— TASK MATERIAL —
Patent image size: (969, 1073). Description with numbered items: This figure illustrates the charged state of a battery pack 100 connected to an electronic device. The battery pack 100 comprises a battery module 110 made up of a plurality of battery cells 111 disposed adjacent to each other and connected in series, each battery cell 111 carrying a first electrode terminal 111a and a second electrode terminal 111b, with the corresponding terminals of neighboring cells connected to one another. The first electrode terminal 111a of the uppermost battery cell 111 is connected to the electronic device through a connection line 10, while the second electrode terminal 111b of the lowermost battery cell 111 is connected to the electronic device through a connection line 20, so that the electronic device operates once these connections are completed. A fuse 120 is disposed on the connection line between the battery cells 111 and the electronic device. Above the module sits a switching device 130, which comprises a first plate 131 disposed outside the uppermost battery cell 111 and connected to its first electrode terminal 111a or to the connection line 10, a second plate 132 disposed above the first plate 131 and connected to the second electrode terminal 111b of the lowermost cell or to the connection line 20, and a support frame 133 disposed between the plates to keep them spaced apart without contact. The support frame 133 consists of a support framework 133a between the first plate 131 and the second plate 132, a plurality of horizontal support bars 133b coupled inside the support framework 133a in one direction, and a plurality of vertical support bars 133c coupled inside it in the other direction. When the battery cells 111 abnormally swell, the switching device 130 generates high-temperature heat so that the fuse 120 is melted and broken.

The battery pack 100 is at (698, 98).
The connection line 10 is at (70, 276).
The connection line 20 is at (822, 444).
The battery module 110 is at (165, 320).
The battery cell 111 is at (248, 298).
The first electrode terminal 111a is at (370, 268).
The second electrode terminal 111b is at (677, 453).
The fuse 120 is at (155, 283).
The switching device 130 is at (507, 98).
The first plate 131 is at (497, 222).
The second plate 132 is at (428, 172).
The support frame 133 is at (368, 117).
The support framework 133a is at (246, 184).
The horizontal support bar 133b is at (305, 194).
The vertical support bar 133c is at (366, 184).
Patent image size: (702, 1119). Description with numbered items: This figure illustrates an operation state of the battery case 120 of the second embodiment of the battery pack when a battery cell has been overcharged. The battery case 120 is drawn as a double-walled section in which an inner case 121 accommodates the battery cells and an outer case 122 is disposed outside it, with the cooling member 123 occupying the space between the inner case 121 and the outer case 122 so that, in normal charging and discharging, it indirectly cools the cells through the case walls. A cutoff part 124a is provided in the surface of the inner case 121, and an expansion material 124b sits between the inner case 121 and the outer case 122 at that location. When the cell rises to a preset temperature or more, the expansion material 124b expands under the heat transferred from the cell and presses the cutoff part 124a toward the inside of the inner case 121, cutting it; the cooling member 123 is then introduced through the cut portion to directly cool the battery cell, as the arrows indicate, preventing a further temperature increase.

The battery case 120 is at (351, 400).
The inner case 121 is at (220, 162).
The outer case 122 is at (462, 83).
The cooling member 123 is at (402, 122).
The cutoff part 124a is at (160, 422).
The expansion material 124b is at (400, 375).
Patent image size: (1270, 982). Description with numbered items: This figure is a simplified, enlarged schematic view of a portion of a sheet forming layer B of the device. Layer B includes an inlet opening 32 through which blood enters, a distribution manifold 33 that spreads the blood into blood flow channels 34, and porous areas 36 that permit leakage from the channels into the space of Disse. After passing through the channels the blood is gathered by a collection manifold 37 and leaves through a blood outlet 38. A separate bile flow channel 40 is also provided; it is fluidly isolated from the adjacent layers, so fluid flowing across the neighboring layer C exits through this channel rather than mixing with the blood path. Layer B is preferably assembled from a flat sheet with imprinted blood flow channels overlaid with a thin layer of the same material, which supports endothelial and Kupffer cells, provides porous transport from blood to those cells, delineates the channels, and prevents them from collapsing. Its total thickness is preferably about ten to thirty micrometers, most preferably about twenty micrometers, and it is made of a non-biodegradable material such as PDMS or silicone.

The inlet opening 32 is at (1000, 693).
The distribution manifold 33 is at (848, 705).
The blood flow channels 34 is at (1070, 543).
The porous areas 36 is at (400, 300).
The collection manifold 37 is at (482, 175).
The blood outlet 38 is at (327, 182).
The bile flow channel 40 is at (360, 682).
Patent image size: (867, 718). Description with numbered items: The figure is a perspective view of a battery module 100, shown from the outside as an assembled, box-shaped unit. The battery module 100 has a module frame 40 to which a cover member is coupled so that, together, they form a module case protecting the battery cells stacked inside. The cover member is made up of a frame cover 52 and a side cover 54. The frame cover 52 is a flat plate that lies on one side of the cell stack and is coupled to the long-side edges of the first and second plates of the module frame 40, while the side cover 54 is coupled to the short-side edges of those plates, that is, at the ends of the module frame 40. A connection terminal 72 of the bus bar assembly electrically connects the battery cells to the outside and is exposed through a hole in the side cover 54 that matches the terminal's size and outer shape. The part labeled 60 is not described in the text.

— WHAT YOU ARE ASKED TO DO —
Reproduce the records above exactly. Leave nothing out.

— RESPONSE TO THE TASK —
Patent image size: (969, 1073). Description with numbered items: This figure illustrates the charged state of a battery pack 100 connected to an electronic device. The battery pack 100 comprises a battery module 110 made up of a plurality of battery cells 111 disposed adjacent to each other and connected in series, each battery cell 111 carrying a first electrode terminal 111a and a second electrode terminal 111b, with the corresponding terminals of neighboring cells connected to one another. The first electrode terminal 111a of the uppermost battery cell 111 is connected to the electronic device through a connection line 10, while the second electrode terminal 111b of the lowermost battery cell 111 is connected to the electronic device through a connection line 20, so that the electronic device operates once these connections are completed. A fuse 120 is disposed on the connection line between the battery cells 111 and the electronic device. Above the module sits a switching device 130, which comprises a first plate 131 disposed outside the uppermost battery cell 111 and connected to its first electrode terminal 111a or to the connection line 10, a second plate 132 disposed above the first plate 131 and connected to the second electrode terminal 111b of the lowermost cell or to the connection line 20, and a support frame 133 disposed between the plates to keep them spaced apart without contact. The support frame 133 consists of a support framework 133a between the first plate 131 and the second plate 132, a plurality of horizontal support bars 133b coupled inside the support framework 133a in one direction, and a plurality of vertical support bars 133c coupled inside it in the other direction. When the battery cells 111 abnormally swell, the switching device 130 generates high-temperature heat so that the fuse 120 is melted and broken.

The battery pack 100 is at (698, 98).
The connection line 10 is at (70, 276).
The connection line 20 is at (822, 444).
The battery module 110 is at (165, 320).
The battery cell 111 is at (248, 298).
The first electrode terminal 111a is at (370, 268).
The second electrode terminal 111b is at (677, 453).
The fuse 120 is at (155, 283).
The switching device 130 is at (507, 98).
The first plate 131 is at (497, 222).
The second plate 132 is at (428, 172).
The support frame 133 is at (368, 117).
The support framework 133a is at (246, 184).
The horizontal support bar 133b is at (305, 194).
The vertical support bar 133c is at (366, 184).
Patent image size: (702, 1119). Description with numbered items: This figure illustrates an operation state of the battery case 120 of the second embodiment of the battery pack when a battery cell has been overcharged. The battery case 120 is drawn as a double-walled section in which an inner case 121 accommodates the battery cells and an outer case 122 is disposed outside it, with the cooling member 123 occupying the space between the inner case 121 and the outer case 122 so that, in normal charging and discharging, it indirectly cools the cells through the case walls. A cutoff part 124a is provided in the surface of the inner case 121, and an expansion material 124b sits between the inner case 121 and the outer case 122 at that location. When the cell rises to a preset temperature or more, the expansion material 124b expands under the heat transferred from the cell and presses the cutoff part 124a toward the inside of the inner case 121, cutting it; the cooling member 123 is then introduced through the cut portion to directly cool the battery cell, as the arrows indicate, preventing a further temperature increase.

The battery case 120 is at (351, 400).
The inner case 121 is at (220, 162).
The outer case 122 is at (462, 83).
The cooling member 123 is at (402, 122).
The cutoff part 124a is at (160, 422).
The expansion material 124b is at (400, 375).
Patent image size: (1270, 982). Description with numbered items: This figure is a simplified, enlarged schematic view of a portion of a sheet forming layer B of the device. Layer B includes an inlet opening 32 through which blood enters, a distribution manifold 33 that spreads the blood into blood flow channels 34, and porous areas 36 that permit leakage from the channels into the space of Disse. After passing through the channels the blood is gathered by a collection manifold 37 and leaves through a blood outlet 38. A separate bile flow channel 40 is also provided; it is fluidly isolated from the adjacent layers, so fluid flowing across the neighboring layer C exits through this channel rather than mixing with the blood path. Layer B is preferably assembled from a flat sheet with imprinted blood flow channels overlaid with a thin layer of the same material, which supports endothelial and Kupffer cells, provides porous transport from blood to those cells, delineates the channels, and prevents them from collapsing. Its total thickness is preferably about ten to thirty micrometers, most preferably about twenty micrometers, and it is made of a non-biodegradable material such as PDMS or silicone.

The inlet opening 32 is at (1000, 693).
The distribution manifold 33 is at (848, 705).
The blood flow channels 34 is at (1070, 543).
The porous areas 36 is at (400, 300).
The collection manifold 37 is at (482, 175).
The blood outlet 38 is at (327, 182).
The bile flow channel 40 is at (360, 682).
Patent image size: (867, 718). Description with numbered items: The figure is a perspective view of a battery module 100, shown from the outside as an assembled, box-shaped unit. The battery module 100 has a module frame 40 to which a cover member is coupled so that, together, they form a module case protecting the battery cells stacked inside. The cover member is made up of a frame cover 52 and a side cover 54. The frame cover 52 is a flat plate that lies on one side of the cell stack and is coupled to the long-side edges of the first and second plates of the module frame 40, while the side cover 54 is coupled to the short-side edges of those plates, that is, at the ends of the module frame 40. A connection terminal 72 of the bus bar assembly electrically connects the battery cells to the outside and is exposed through a hole in the side cover 54 that matches the terminal's size and outer shape. The part labeled 60 is not described in the text.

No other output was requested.